Within the records below, filter for lines carrying the word "Mean" and copy them.
*** DATA SHOWN ***
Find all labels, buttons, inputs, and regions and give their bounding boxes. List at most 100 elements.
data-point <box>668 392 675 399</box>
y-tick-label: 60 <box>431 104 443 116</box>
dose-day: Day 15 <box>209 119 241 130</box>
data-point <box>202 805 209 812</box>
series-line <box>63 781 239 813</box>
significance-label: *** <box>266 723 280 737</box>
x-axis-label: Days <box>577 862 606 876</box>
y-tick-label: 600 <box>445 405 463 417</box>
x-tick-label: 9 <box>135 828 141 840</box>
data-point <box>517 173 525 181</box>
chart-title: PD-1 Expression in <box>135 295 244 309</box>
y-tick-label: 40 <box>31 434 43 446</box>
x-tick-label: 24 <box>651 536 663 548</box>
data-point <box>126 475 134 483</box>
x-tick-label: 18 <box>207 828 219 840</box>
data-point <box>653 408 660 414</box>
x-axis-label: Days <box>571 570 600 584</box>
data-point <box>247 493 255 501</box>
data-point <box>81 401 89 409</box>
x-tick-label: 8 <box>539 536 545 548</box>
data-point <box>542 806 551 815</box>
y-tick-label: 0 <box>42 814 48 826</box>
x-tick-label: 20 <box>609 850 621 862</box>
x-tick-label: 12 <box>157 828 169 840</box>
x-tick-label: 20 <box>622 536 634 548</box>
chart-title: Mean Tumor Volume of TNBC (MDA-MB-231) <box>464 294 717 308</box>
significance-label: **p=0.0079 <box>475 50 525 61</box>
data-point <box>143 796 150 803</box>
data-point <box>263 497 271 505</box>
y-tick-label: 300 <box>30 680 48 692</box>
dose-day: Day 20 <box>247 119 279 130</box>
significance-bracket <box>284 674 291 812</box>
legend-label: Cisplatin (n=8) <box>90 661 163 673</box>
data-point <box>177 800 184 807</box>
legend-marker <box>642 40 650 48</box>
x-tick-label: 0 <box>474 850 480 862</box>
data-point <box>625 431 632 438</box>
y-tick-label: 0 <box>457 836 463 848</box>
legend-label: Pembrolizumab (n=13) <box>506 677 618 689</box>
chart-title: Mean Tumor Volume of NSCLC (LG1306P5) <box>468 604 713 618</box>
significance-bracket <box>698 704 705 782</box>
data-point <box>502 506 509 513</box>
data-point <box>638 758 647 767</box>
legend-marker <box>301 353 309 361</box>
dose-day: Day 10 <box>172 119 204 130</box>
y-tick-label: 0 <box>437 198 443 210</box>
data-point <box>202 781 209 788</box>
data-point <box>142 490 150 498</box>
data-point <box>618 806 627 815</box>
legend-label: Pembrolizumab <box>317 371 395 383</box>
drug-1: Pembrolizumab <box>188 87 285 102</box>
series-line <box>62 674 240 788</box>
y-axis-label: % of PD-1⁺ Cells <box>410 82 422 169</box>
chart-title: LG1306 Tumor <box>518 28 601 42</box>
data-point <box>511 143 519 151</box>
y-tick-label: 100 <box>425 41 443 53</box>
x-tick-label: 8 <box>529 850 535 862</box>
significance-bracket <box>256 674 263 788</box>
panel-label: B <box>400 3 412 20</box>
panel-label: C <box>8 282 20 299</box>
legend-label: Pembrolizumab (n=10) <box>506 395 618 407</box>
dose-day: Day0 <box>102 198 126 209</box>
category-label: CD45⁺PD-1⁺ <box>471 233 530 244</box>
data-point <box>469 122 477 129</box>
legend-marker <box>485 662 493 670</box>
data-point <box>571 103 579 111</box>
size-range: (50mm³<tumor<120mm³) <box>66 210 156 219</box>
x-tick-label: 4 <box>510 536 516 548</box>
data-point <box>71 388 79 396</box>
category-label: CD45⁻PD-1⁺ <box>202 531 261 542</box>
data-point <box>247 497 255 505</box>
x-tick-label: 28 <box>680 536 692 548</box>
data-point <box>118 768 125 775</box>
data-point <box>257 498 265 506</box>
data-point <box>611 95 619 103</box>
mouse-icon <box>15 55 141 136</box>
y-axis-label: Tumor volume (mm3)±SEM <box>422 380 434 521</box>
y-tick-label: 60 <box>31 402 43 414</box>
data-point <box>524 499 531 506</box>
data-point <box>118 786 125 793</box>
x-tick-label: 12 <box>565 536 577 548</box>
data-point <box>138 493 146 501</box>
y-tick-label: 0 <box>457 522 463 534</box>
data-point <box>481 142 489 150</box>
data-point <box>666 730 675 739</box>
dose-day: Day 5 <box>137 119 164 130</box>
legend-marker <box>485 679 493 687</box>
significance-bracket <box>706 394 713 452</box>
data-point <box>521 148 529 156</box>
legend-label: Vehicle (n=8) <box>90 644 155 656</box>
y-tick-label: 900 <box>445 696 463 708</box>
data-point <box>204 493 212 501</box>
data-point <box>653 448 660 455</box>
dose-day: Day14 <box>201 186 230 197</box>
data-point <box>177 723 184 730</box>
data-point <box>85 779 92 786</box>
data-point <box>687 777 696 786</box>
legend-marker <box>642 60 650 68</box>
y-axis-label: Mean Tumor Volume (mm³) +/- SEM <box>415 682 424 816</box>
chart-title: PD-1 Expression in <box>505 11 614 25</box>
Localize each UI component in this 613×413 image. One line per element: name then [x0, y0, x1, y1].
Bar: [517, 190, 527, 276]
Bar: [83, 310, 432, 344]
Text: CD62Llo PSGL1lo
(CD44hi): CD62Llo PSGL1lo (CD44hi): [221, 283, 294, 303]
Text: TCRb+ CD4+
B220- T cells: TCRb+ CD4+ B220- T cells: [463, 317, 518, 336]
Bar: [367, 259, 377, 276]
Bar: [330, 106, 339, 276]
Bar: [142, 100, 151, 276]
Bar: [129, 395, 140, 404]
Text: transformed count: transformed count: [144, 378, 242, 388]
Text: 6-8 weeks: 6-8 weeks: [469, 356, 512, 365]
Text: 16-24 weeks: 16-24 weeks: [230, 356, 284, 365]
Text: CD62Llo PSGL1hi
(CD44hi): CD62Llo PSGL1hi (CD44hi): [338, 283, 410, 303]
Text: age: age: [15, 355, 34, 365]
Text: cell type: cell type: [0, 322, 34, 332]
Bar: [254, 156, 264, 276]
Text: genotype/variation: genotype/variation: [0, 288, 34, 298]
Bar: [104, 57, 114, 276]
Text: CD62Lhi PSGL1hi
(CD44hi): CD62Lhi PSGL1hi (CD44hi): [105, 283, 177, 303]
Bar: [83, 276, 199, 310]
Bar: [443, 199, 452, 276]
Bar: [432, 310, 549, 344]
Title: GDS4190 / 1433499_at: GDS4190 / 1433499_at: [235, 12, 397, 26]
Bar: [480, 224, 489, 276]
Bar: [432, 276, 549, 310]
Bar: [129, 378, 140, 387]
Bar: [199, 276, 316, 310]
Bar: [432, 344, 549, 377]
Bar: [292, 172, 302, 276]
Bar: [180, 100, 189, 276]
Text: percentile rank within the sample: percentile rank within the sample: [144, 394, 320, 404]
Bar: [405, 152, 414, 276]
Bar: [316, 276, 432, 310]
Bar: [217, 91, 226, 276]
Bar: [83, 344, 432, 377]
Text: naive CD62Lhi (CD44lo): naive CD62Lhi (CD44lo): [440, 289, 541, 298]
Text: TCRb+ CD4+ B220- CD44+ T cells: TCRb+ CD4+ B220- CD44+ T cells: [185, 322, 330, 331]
*** End of DATA SHOWN ***
(ANSWER TO THE PROBLEM):
chart-title: Mean Tumor Volume of TNBC (MDA-MB-231) <box>464 294 717 308</box>
chart-title: Mean Tumor Volume of NSCLC (LG1306P5) <box>468 604 713 618</box>
y-axis-label: Mean Tumor Volume (mm³) +/- SEM <box>415 682 424 816</box>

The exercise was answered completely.